TASK OBJECTIVE - Write out the whole listing exactly as it stands.
** START GIVEN INFORMATION **
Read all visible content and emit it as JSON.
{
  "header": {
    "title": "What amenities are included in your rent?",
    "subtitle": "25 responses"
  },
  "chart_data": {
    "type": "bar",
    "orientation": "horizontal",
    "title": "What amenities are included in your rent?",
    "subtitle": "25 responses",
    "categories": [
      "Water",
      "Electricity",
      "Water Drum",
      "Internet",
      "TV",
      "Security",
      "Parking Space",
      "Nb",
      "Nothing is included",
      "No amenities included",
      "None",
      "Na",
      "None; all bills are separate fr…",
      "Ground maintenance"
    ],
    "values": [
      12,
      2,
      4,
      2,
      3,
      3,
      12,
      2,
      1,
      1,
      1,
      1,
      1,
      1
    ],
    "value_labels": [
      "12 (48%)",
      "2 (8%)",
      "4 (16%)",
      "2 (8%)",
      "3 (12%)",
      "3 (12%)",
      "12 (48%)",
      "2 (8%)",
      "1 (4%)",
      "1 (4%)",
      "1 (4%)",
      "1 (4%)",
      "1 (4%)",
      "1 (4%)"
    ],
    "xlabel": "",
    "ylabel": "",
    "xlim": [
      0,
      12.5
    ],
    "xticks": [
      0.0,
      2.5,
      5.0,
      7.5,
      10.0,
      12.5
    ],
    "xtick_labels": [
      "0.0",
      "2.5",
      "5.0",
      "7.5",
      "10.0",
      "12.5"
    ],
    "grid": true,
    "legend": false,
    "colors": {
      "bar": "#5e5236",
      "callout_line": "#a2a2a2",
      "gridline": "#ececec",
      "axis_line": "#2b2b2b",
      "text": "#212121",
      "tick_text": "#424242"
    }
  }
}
** END GIVEN INFORMATION **
OUTPUT OF THE TASK -
Read all visible content and emit it as JSON.
{
  "header": {
    "title": "What amenities are included in your rent?",
    "subtitle": "25 responses"
  },
  "chart_data": {
    "type": "bar",
    "orientation": "horizontal",
    "title": "What amenities are included in your rent?",
    "subtitle": "25 responses",
    "categories": [
      "Water",
      "Electricity",
      "Water Drum",
      "Internet",
      "TV",
      "Security",
      "Parking Space",
      "Nb",
      "Nothing is included",
      "No amenities included",
      "None",
      "Na",
      "None; all bills are separate fr…",
      "Ground maintenance"
    ],
    "values": [
      12,
      2,
      4,
      2,
      3,
      3,
      12,
      2,
      1,
      1,
      1,
      1,
      1,
      1
    ],
    "value_labels": [
      "12 (48%)",
      "2 (8%)",
      "4 (16%)",
      "2 (8%)",
      "3 (12%)",
      "3 (12%)",
      "12 (48%)",
      "2 (8%)",
      "1 (4%)",
      "1 (4%)",
      "1 (4%)",
      "1 (4%)",
      "1 (4%)",
      "1 (4%)"
    ],
    "xlabel": "",
    "ylabel": "",
    "xlim": [
      0,
      12.5
    ],
    "xticks": [
      0.0,
      2.5,
      5.0,
      7.5,
      10.0,
      12.5
    ],
    "xtick_labels": [
      "0.0",
      "2.5",
      "5.0",
      "7.5",
      "10.0",
      "12.5"
    ],
    "grid": true,
    "legend": false,
    "colors": {
      "bar": "#5e5236",
      "callout_line": "#a2a2a2",
      "gridline": "#ececec",
      "axis_line": "#2b2b2b",
      "text": "#212121",
      "tick_text": "#424242"
    }
  }
}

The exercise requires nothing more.